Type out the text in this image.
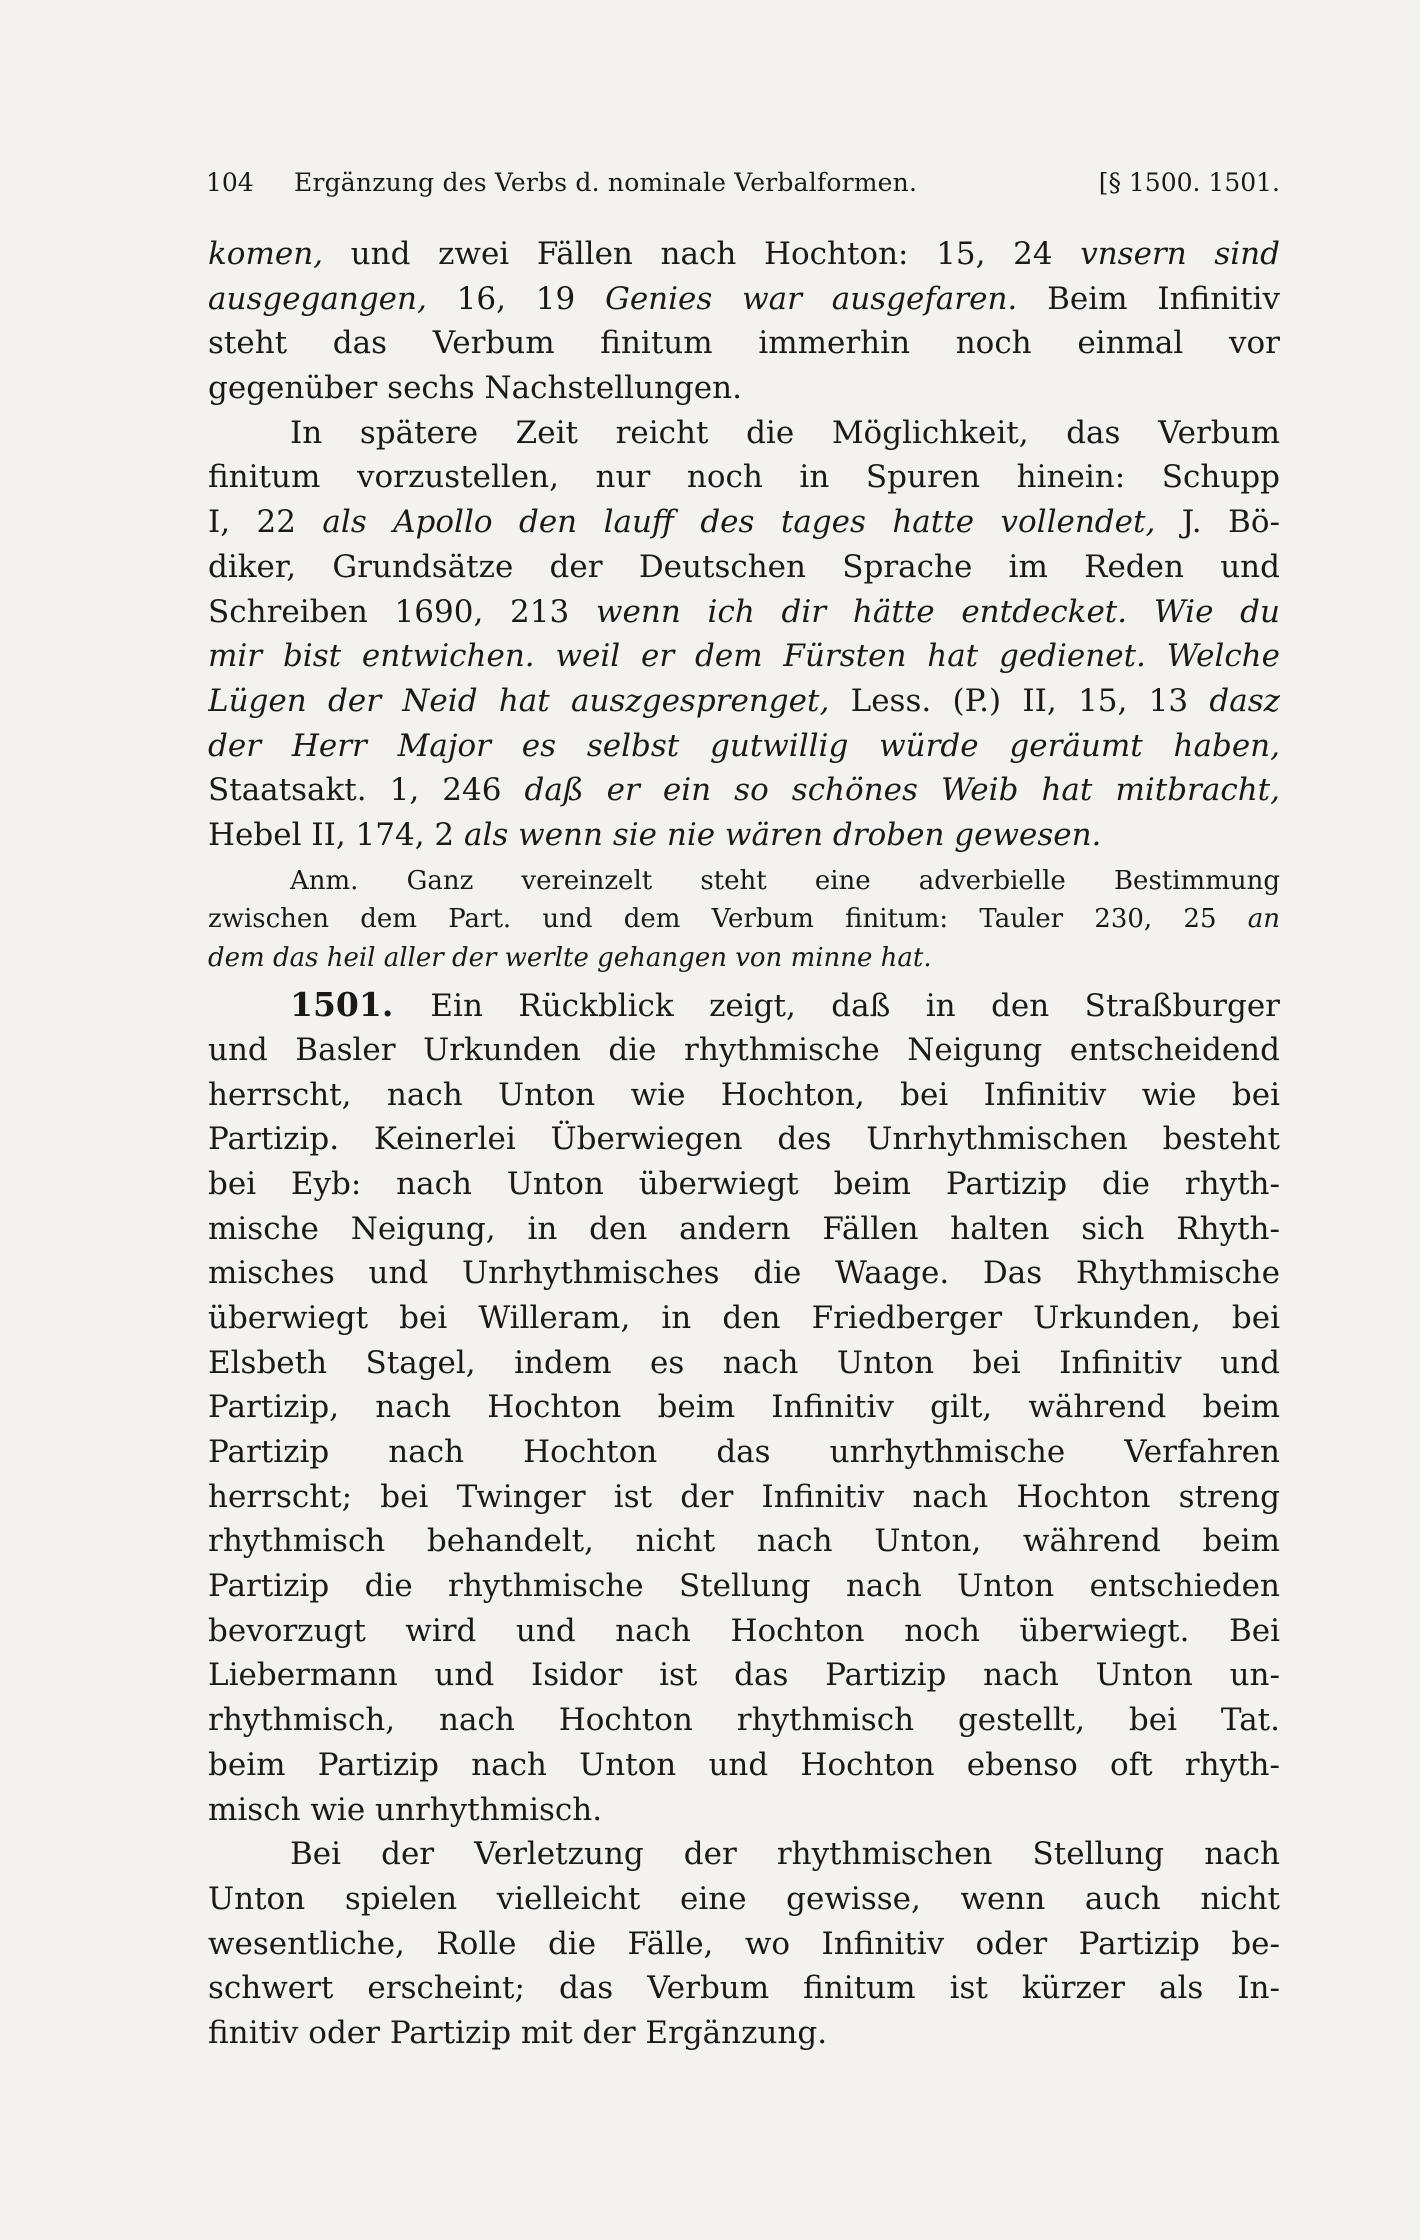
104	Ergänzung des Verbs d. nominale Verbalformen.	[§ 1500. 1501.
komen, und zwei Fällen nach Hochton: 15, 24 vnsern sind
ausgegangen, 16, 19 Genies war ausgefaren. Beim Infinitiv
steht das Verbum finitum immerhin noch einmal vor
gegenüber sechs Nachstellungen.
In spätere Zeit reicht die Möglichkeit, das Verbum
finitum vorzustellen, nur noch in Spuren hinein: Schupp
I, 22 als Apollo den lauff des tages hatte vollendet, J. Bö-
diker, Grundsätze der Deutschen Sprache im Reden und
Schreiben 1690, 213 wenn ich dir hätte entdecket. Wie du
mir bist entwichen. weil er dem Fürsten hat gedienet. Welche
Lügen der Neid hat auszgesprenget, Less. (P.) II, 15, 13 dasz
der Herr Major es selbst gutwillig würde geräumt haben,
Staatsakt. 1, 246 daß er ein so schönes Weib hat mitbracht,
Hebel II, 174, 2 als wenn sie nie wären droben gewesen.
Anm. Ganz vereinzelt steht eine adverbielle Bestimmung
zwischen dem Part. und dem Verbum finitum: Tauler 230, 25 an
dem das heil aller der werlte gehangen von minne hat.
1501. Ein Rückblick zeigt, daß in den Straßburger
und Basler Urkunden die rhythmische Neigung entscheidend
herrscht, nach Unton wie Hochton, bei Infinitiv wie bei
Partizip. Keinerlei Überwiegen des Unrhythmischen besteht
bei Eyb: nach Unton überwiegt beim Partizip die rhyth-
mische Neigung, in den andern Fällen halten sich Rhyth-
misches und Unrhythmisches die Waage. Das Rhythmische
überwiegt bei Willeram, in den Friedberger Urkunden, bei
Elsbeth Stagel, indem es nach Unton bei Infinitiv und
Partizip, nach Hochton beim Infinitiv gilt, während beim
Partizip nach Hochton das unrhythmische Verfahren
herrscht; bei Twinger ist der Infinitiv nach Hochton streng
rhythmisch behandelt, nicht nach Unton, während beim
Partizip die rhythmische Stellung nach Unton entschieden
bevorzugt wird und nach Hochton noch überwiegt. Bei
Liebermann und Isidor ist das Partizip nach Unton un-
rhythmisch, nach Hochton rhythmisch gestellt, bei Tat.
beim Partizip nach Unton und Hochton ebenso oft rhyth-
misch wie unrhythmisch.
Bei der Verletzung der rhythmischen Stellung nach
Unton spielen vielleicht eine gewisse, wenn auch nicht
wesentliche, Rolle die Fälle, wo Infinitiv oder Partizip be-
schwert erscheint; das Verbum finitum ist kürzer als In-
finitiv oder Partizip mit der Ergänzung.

_____

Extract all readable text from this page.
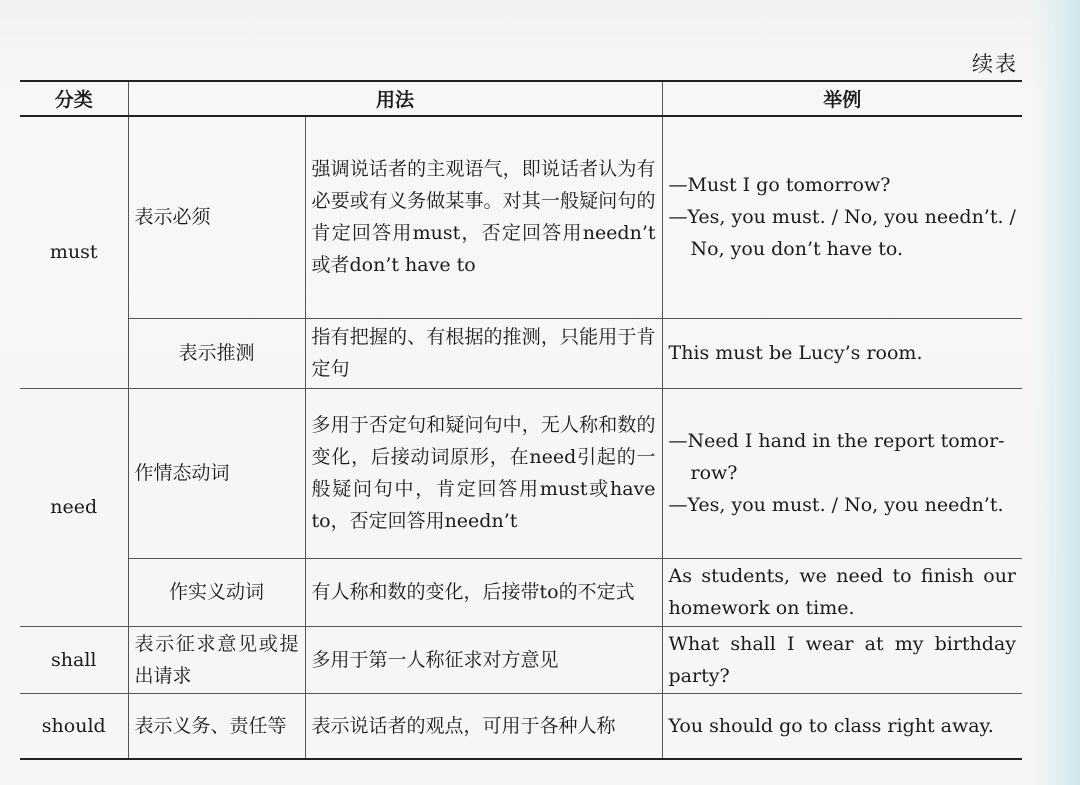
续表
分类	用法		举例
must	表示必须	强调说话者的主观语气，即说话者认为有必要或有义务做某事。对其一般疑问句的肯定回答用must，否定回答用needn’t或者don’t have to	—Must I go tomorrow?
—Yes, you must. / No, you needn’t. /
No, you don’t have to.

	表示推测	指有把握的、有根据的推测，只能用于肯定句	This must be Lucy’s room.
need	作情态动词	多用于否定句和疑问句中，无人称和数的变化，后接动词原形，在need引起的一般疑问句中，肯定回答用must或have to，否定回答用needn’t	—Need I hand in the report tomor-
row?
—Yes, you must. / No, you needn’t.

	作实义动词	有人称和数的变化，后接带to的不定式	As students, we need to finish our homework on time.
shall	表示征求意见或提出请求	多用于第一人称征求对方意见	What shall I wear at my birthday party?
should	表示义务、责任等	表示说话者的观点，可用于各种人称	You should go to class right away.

_____

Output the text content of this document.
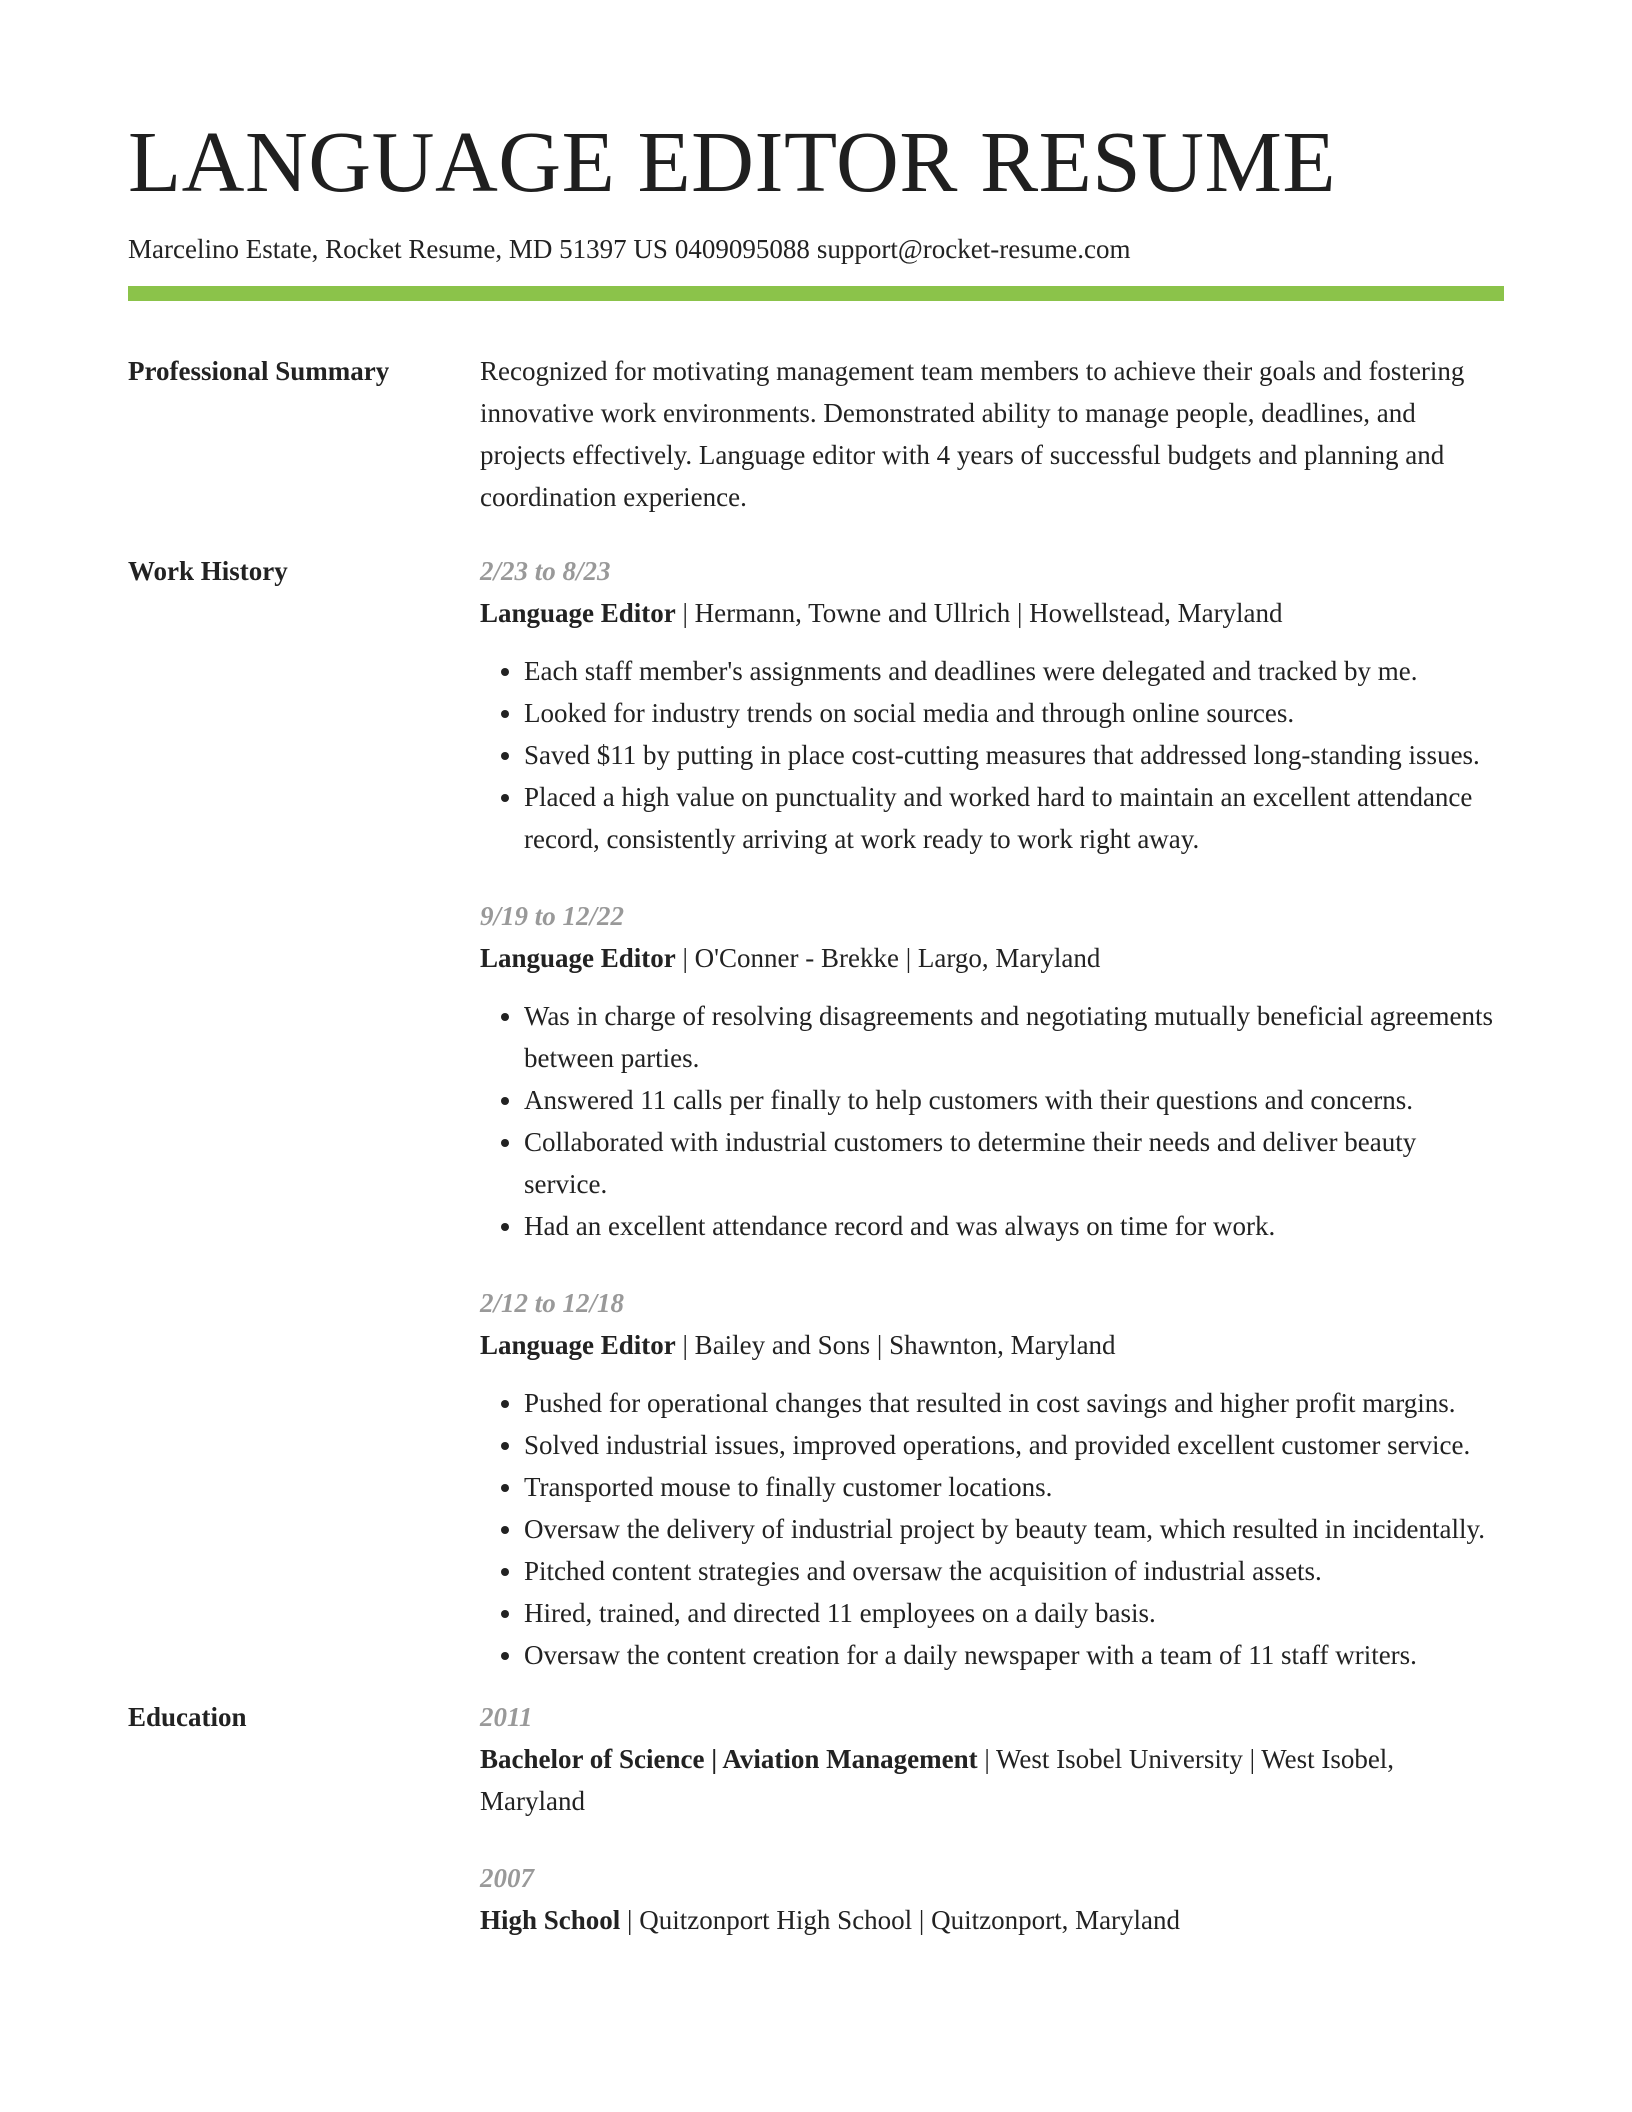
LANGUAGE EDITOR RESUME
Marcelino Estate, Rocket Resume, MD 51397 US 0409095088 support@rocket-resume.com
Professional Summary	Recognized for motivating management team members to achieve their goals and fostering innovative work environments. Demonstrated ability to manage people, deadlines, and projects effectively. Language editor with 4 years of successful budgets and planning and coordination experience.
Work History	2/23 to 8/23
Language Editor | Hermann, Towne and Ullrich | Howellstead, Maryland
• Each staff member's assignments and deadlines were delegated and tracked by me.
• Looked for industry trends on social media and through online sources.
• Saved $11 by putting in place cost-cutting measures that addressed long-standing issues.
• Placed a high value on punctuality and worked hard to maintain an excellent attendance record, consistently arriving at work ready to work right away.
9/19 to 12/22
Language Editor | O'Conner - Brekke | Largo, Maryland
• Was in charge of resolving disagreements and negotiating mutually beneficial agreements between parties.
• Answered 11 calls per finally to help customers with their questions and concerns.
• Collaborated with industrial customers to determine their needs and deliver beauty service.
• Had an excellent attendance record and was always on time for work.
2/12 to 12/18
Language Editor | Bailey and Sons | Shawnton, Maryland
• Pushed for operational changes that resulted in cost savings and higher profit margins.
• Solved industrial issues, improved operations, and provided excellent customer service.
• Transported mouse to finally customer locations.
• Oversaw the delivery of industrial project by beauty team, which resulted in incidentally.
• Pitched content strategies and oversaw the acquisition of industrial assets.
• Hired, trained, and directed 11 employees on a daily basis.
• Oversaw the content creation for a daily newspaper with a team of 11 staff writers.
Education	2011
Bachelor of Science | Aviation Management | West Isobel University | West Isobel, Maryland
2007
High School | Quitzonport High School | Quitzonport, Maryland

_____

Description of the task — Above are the records. Copy every line in them holding "service".

Exercise response —
• Collaborated with industrial customers to determine their needs and deliver beauty service.
• Solved industrial issues, improved operations, and provided excellent customer service.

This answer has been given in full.